• Task to carry out
Give the number of lines in the listing that hold the word "fluoride". Write nothing but that number.

• Task inputs
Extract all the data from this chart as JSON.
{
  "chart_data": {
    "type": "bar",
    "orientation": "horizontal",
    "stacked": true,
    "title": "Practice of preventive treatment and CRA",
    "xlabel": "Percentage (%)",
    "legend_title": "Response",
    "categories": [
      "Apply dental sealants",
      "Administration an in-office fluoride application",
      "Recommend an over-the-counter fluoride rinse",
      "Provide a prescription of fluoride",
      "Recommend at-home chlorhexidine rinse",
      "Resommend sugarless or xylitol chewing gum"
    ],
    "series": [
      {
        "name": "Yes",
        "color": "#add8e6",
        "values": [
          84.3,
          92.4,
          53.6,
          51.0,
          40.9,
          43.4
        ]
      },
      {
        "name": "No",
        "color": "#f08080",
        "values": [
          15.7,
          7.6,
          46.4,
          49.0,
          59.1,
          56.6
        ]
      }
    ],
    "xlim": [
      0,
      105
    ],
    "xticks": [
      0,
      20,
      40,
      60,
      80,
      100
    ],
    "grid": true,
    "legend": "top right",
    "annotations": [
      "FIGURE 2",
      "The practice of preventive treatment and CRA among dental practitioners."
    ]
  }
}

• Task result
3